● WORK TO COMPLETE: Report each line of the data that includes the word "pedagogických".

============================================================

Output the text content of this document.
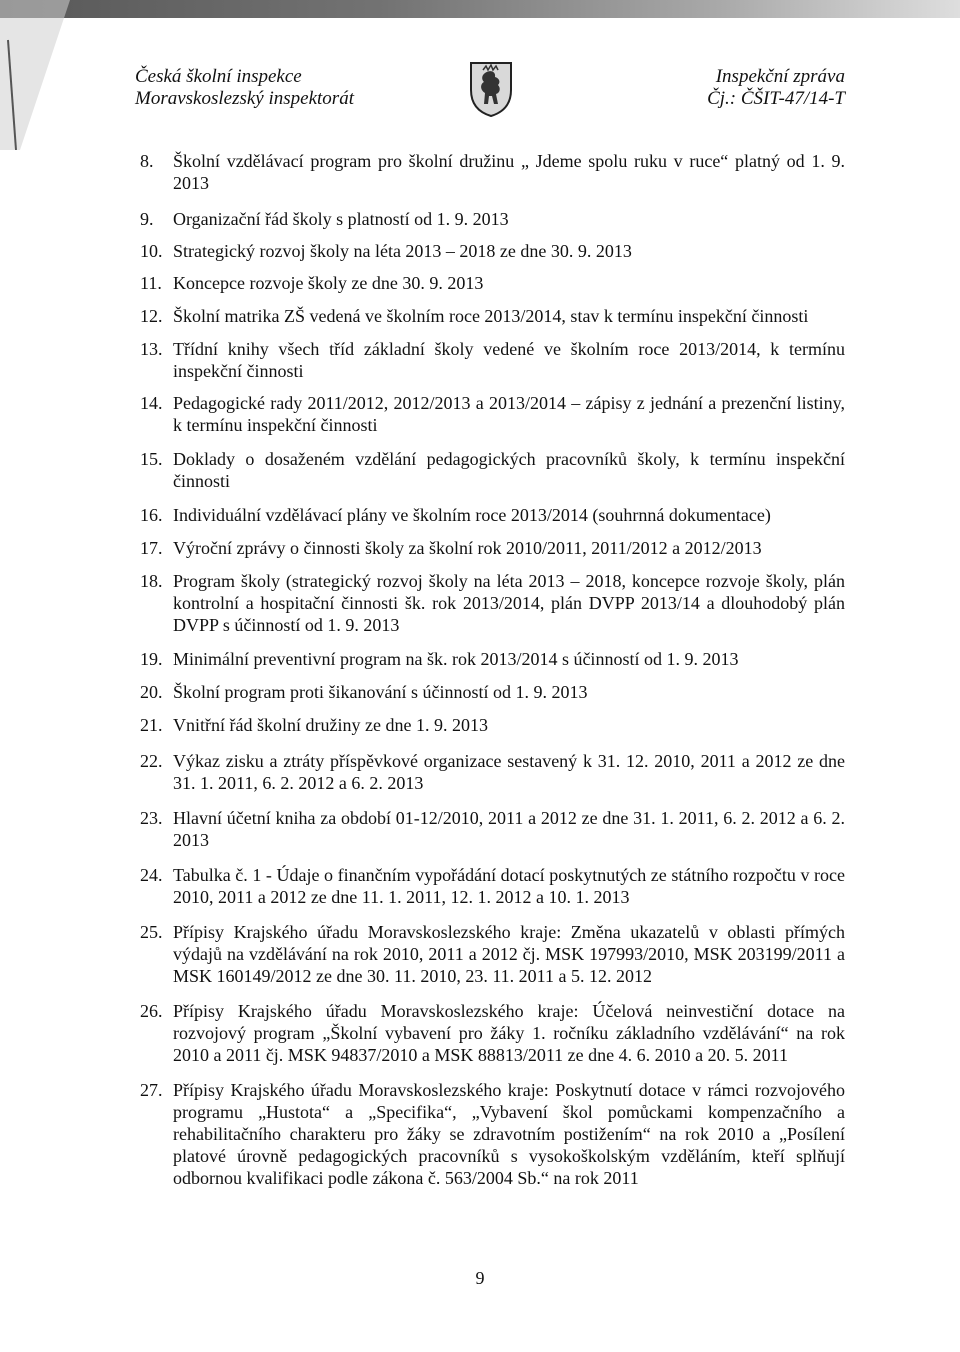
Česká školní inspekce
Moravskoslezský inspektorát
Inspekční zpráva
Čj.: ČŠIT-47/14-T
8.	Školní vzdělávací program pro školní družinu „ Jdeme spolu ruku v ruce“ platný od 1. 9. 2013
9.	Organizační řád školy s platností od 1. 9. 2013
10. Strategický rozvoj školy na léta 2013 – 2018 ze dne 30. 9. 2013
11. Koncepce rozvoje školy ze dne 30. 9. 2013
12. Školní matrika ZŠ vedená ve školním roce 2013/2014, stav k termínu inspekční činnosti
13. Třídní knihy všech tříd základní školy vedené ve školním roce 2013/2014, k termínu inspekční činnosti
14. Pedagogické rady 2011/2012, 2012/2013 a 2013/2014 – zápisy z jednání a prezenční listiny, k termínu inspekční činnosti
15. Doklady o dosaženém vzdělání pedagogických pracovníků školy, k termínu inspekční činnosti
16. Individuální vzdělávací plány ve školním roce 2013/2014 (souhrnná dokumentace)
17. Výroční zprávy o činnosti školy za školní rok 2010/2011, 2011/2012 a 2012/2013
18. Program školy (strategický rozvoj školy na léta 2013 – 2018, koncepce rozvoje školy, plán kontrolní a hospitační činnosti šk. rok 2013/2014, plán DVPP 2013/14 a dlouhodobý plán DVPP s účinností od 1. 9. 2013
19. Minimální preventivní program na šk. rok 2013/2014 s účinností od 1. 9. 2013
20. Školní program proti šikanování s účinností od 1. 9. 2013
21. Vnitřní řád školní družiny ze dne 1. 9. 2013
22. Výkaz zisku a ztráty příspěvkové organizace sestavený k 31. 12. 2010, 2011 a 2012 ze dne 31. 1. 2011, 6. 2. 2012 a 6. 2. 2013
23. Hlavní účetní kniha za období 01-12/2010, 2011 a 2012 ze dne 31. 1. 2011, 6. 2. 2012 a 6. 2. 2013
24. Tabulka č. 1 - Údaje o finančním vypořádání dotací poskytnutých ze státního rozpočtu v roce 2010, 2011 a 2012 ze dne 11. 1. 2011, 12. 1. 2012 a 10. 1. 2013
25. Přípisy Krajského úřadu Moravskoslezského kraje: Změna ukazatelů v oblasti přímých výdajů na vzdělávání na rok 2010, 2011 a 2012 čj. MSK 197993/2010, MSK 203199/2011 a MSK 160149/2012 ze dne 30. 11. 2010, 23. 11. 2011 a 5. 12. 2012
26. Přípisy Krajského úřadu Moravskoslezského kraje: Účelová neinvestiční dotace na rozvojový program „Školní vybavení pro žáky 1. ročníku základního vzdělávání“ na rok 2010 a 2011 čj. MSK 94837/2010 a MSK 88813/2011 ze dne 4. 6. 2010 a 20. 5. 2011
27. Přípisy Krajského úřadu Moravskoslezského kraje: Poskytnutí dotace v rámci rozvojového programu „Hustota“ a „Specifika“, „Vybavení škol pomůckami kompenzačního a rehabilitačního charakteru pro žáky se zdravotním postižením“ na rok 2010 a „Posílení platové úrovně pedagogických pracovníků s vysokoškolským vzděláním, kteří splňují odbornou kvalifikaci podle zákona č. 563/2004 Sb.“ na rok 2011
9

============================================================

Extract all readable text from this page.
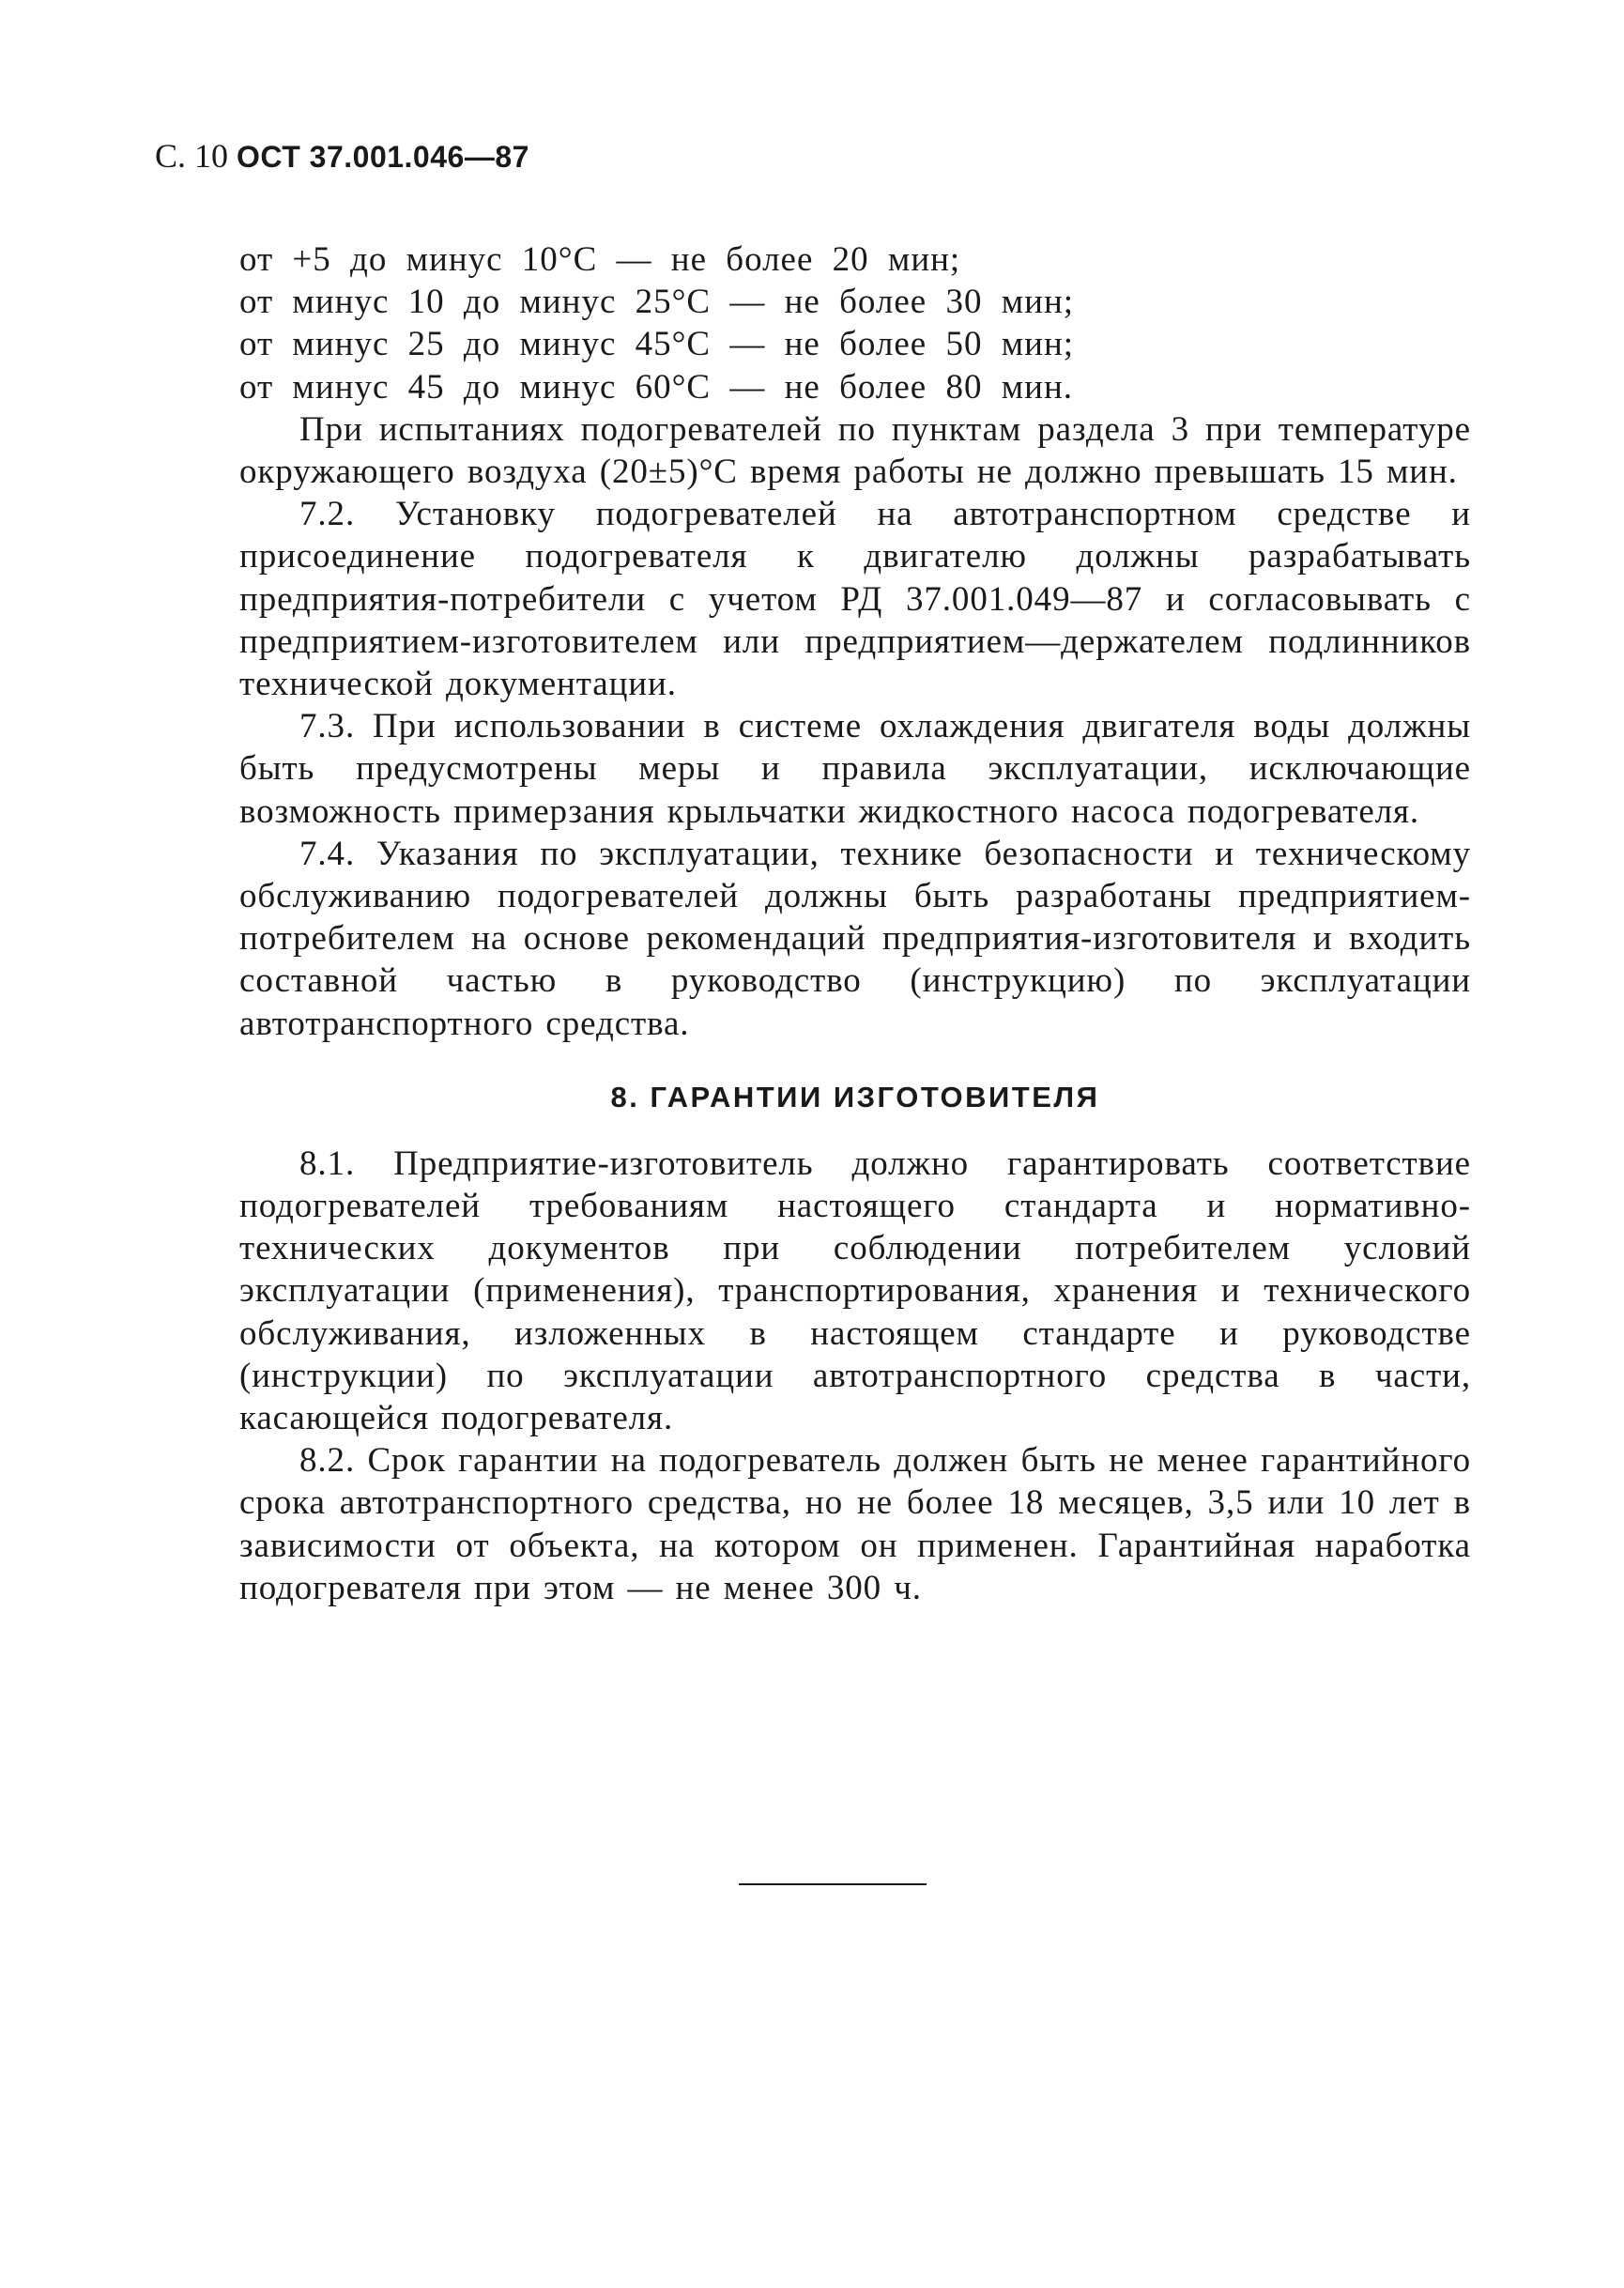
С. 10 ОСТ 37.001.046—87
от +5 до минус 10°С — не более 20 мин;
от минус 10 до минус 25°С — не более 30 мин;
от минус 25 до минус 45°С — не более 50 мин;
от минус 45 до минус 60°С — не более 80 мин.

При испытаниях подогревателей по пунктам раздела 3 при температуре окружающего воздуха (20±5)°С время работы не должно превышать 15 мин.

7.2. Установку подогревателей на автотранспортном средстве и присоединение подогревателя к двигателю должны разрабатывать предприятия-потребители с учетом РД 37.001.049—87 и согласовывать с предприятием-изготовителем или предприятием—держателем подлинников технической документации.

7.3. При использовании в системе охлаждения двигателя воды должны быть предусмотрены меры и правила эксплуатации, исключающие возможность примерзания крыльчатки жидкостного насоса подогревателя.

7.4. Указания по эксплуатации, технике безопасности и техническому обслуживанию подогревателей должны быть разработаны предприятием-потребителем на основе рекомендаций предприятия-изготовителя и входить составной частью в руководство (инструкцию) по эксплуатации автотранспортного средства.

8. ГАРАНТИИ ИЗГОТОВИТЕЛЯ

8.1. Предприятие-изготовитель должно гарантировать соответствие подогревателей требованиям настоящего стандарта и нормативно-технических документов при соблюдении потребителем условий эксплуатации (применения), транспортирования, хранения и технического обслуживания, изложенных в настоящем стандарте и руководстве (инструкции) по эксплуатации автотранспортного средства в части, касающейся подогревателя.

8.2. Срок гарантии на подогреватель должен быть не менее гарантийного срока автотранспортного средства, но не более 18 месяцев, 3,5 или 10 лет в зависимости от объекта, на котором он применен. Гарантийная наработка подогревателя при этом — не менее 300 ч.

============================================================

● EXERCISE OUTPUT:
15. Doklady o dosaženém vzdělání pedagogických pracovníků školy, k termínu inspekční činnosti
27. Přípisy Krajského úřadu Moravskoslezského kraje: Poskytnutí dotace v rámci rozvojového programu „Hustota“ a „Specifika“, „Vybavení škol pomůckami kompenzačního a rehabilitačního charakteru pro žáky se zdravotním postižením“ na rok 2010 a „Posílení platové úrovně pedagogických pracovníků s vysokoškolským vzděláním, kteří splňují odbornou kvalifikaci podle zákona č. 563/2004 Sb.“ na rok 2011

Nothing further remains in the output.